Supplied records =>
--------

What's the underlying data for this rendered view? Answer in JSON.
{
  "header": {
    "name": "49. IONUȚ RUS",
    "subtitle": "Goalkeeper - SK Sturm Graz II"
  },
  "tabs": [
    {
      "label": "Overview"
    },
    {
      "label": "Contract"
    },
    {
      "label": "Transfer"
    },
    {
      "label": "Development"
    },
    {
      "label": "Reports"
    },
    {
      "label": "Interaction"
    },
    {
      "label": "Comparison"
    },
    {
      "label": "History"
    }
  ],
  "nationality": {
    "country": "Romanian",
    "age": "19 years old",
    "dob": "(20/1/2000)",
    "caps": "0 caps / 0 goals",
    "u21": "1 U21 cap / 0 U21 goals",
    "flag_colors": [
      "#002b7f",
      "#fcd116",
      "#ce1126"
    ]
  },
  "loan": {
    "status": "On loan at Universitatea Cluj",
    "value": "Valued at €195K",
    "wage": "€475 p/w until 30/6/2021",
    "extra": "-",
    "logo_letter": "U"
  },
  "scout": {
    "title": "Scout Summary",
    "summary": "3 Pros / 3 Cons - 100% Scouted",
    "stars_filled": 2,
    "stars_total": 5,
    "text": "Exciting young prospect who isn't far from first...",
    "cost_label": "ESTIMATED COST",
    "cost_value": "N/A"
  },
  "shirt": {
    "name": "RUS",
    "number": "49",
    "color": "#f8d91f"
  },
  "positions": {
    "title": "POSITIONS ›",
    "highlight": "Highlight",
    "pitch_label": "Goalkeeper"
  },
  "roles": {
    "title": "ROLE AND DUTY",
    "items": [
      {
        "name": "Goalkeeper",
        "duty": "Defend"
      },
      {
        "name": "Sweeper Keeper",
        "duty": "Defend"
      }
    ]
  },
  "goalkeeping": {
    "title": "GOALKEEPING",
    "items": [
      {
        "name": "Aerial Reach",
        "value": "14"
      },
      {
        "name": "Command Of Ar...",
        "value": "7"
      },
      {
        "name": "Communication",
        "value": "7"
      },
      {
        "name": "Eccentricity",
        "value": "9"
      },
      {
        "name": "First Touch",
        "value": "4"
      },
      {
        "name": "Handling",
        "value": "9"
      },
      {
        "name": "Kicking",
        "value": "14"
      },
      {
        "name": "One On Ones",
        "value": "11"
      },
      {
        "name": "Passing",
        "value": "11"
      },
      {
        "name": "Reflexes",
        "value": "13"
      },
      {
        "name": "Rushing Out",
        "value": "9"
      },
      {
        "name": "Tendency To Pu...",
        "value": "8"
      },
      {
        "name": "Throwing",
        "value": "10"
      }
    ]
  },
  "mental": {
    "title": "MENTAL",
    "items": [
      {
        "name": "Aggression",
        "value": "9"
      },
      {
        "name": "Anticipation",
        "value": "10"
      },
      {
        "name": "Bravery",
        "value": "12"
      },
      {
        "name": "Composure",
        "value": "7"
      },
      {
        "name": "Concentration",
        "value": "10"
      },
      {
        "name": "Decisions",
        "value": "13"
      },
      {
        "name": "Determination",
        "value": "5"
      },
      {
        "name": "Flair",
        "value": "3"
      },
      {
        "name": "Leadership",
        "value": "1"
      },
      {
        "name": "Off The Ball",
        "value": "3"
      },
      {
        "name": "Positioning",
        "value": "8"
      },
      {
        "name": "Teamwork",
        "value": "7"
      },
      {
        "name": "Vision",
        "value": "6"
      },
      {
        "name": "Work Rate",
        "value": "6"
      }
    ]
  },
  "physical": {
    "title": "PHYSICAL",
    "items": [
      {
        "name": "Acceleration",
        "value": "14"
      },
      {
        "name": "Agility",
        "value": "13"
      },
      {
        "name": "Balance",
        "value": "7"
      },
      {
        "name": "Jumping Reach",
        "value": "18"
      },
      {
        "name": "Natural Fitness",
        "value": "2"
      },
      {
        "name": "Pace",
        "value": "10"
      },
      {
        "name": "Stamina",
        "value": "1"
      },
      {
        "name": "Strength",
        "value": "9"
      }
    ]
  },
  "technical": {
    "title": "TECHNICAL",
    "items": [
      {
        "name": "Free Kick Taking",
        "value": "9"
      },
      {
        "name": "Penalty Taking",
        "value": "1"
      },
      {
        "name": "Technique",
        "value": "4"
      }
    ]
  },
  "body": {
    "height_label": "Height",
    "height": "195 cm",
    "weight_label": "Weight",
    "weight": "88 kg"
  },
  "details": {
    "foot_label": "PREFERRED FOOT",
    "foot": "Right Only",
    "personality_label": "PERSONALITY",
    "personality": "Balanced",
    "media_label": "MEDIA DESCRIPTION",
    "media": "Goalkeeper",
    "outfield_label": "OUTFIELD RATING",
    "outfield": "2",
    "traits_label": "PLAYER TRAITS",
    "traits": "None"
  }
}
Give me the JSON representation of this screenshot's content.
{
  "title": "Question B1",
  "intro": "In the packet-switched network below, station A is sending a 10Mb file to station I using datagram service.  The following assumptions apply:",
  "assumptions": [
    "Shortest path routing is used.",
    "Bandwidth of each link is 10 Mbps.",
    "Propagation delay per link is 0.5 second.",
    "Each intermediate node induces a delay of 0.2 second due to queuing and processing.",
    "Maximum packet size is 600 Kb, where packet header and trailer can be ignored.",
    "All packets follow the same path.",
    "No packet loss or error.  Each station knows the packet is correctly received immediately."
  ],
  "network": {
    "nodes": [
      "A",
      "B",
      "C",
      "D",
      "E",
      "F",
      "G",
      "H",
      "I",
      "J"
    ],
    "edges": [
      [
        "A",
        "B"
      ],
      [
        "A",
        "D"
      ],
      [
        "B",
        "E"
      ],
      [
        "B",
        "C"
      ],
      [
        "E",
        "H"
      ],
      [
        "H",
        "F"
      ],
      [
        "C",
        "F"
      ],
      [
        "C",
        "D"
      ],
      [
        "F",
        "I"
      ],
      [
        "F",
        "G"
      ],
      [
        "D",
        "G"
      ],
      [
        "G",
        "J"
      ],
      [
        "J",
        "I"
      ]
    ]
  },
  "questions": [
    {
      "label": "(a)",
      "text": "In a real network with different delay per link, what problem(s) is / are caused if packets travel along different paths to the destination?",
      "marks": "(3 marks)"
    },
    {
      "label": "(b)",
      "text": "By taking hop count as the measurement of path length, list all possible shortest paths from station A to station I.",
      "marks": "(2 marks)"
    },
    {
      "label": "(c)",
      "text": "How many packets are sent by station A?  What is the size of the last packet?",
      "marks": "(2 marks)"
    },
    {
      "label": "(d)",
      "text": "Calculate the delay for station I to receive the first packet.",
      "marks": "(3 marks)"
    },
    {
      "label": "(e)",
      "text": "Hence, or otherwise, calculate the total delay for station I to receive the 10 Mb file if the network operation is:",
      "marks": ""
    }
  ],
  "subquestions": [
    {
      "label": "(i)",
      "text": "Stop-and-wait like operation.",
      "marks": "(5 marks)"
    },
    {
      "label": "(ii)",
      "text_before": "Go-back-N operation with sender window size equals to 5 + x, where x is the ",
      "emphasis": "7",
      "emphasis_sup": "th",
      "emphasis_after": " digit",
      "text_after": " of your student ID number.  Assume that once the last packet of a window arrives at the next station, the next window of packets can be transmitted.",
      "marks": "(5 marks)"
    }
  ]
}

--------

Problem to solve =>
Copy out all of the lines above exactly.

Exercise response =>
What's the underlying data for this rendered view? Answer in JSON.
{
  "header": {
    "name": "49. IONUȚ RUS",
    "subtitle": "Goalkeeper - SK Sturm Graz II"
  },
  "tabs": [
    {
      "label": "Overview"
    },
    {
      "label": "Contract"
    },
    {
      "label": "Transfer"
    },
    {
      "label": "Development"
    },
    {
      "label": "Reports"
    },
    {
      "label": "Interaction"
    },
    {
      "label": "Comparison"
    },
    {
      "label": "History"
    }
  ],
  "nationality": {
    "country": "Romanian",
    "age": "19 years old",
    "dob": "(20/1/2000)",
    "caps": "0 caps / 0 goals",
    "u21": "1 U21 cap / 0 U21 goals",
    "flag_colors": [
      "#002b7f",
      "#fcd116",
      "#ce1126"
    ]
  },
  "loan": {
    "status": "On loan at Universitatea Cluj",
    "value": "Valued at €195K",
    "wage": "€475 p/w until 30/6/2021",
    "extra": "-",
    "logo_letter": "U"
  },
  "scout": {
    "title": "Scout Summary",
    "summary": "3 Pros / 3 Cons - 100% Scouted",
    "stars_filled": 2,
    "stars_total": 5,
    "text": "Exciting young prospect who isn't far from first...",
    "cost_label": "ESTIMATED COST",
    "cost_value": "N/A"
  },
  "shirt": {
    "name": "RUS",
    "number": "49",
    "color": "#f8d91f"
  },
  "positions": {
    "title": "POSITIONS ›",
    "highlight": "Highlight",
    "pitch_label": "Goalkeeper"
  },
  "roles": {
    "title": "ROLE AND DUTY",
    "items": [
      {
        "name": "Goalkeeper",
        "duty": "Defend"
      },
      {
        "name": "Sweeper Keeper",
        "duty": "Defend"
      }
    ]
  },
  "goalkeeping": {
    "title": "GOALKEEPING",
    "items": [
      {
        "name": "Aerial Reach",
        "value": "14"
      },
      {
        "name": "Command Of Ar...",
        "value": "7"
      },
      {
        "name": "Communication",
        "value": "7"
      },
      {
        "name": "Eccentricity",
        "value": "9"
      },
      {
        "name": "First Touch",
        "value": "4"
      },
      {
        "name": "Handling",
        "value": "9"
      },
      {
        "name": "Kicking",
        "value": "14"
      },
      {
        "name": "One On Ones",
        "value": "11"
      },
      {
        "name": "Passing",
        "value": "11"
      },
      {
        "name": "Reflexes",
        "value": "13"
      },
      {
        "name": "Rushing Out",
        "value": "9"
      },
      {
        "name": "Tendency To Pu...",
        "value": "8"
      },
      {
        "name": "Throwing",
        "value": "10"
      }
    ]
  },
  "mental": {
    "title": "MENTAL",
    "items": [
      {
        "name": "Aggression",
        "value": "9"
      },
      {
        "name": "Anticipation",
        "value": "10"
      },
      {
        "name": "Bravery",
        "value": "12"
      },
      {
        "name": "Composure",
        "value": "7"
      },
      {
        "name": "Concentration",
        "value": "10"
      },
      {
        "name": "Decisions",
        "value": "13"
      },
      {
        "name": "Determination",
        "value": "5"
      },
      {
        "name": "Flair",
        "value": "3"
      },
      {
        "name": "Leadership",
        "value": "1"
      },
      {
        "name": "Off The Ball",
        "value": "3"
      },
      {
        "name": "Positioning",
        "value": "8"
      },
      {
        "name": "Teamwork",
        "value": "7"
      },
      {
        "name": "Vision",
        "value": "6"
      },
      {
        "name": "Work Rate",
        "value": "6"
      }
    ]
  },
  "physical": {
    "title": "PHYSICAL",
    "items": [
      {
        "name": "Acceleration",
        "value": "14"
      },
      {
        "name": "Agility",
        "value": "13"
      },
      {
        "name": "Balance",
        "value": "7"
      },
      {
        "name": "Jumping Reach",
        "value": "18"
      },
      {
        "name": "Natural Fitness",
        "value": "2"
      },
      {
        "name": "Pace",
        "value": "10"
      },
      {
        "name": "Stamina",
        "value": "1"
      },
      {
        "name": "Strength",
        "value": "9"
      }
    ]
  },
  "technical": {
    "title": "TECHNICAL",
    "items": [
      {
        "name": "Free Kick Taking",
        "value": "9"
      },
      {
        "name": "Penalty Taking",
        "value": "1"
      },
      {
        "name": "Technique",
        "value": "4"
      }
    ]
  },
  "body": {
    "height_label": "Height",
    "height": "195 cm",
    "weight_label": "Weight",
    "weight": "88 kg"
  },
  "details": {
    "foot_label": "PREFERRED FOOT",
    "foot": "Right Only",
    "personality_label": "PERSONALITY",
    "personality": "Balanced",
    "media_label": "MEDIA DESCRIPTION",
    "media": "Goalkeeper",
    "outfield_label": "OUTFIELD RATING",
    "outfield": "2",
    "traits_label": "PLAYER TRAITS",
    "traits": "None"
  }
}
Give me the JSON representation of this screenshot's content.
{
  "title": "Question B1",
  "intro": "In the packet-switched network below, station A is sending a 10Mb file to station I using datagram service.  The following assumptions apply:",
  "assumptions": [
    "Shortest path routing is used.",
    "Bandwidth of each link is 10 Mbps.",
    "Propagation delay per link is 0.5 second.",
    "Each intermediate node induces a delay of 0.2 second due to queuing and processing.",
    "Maximum packet size is 600 Kb, where packet header and trailer can be ignored.",
    "All packets follow the same path.",
    "No packet loss or error.  Each station knows the packet is correctly received immediately."
  ],
  "network": {
    "nodes": [
      "A",
      "B",
      "C",
      "D",
      "E",
      "F",
      "G",
      "H",
      "I",
      "J"
    ],
    "edges": [
      [
        "A",
        "B"
      ],
      [
        "A",
        "D"
      ],
      [
        "B",
        "E"
      ],
      [
        "B",
        "C"
      ],
      [
        "E",
        "H"
      ],
      [
        "H",
        "F"
      ],
      [
        "C",
        "F"
      ],
      [
        "C",
        "D"
      ],
      [
        "F",
        "I"
      ],
      [
        "F",
        "G"
      ],
      [
        "D",
        "G"
      ],
      [
        "G",
        "J"
      ],
      [
        "J",
        "I"
      ]
    ]
  },
  "questions": [
    {
      "label": "(a)",
      "text": "In a real network with different delay per link, what problem(s) is / are caused if packets travel along different paths to the destination?",
      "marks": "(3 marks)"
    },
    {
      "label": "(b)",
      "text": "By taking hop count as the measurement of path length, list all possible shortest paths from station A to station I.",
      "marks": "(2 marks)"
    },
    {
      "label": "(c)",
      "text": "How many packets are sent by station A?  What is the size of the last packet?",
      "marks": "(2 marks)"
    },
    {
      "label": "(d)",
      "text": "Calculate the delay for station I to receive the first packet.",
      "marks": "(3 marks)"
    },
    {
      "label": "(e)",
      "text": "Hence, or otherwise, calculate the total delay for station I to receive the 10 Mb file if the network operation is:",
      "marks": ""
    }
  ],
  "subquestions": [
    {
      "label": "(i)",
      "text": "Stop-and-wait like operation.",
      "marks": "(5 marks)"
    },
    {
      "label": "(ii)",
      "text_before": "Go-back-N operation with sender window size equals to 5 + x, where x is the ",
      "emphasis": "7",
      "emphasis_sup": "th",
      "emphasis_after": " digit",
      "text_after": " of your student ID number.  Assume that once the last packet of a window arrives at the next station, the next window of packets can be transmitted.",
      "marks": "(5 marks)"
    }
  ]
}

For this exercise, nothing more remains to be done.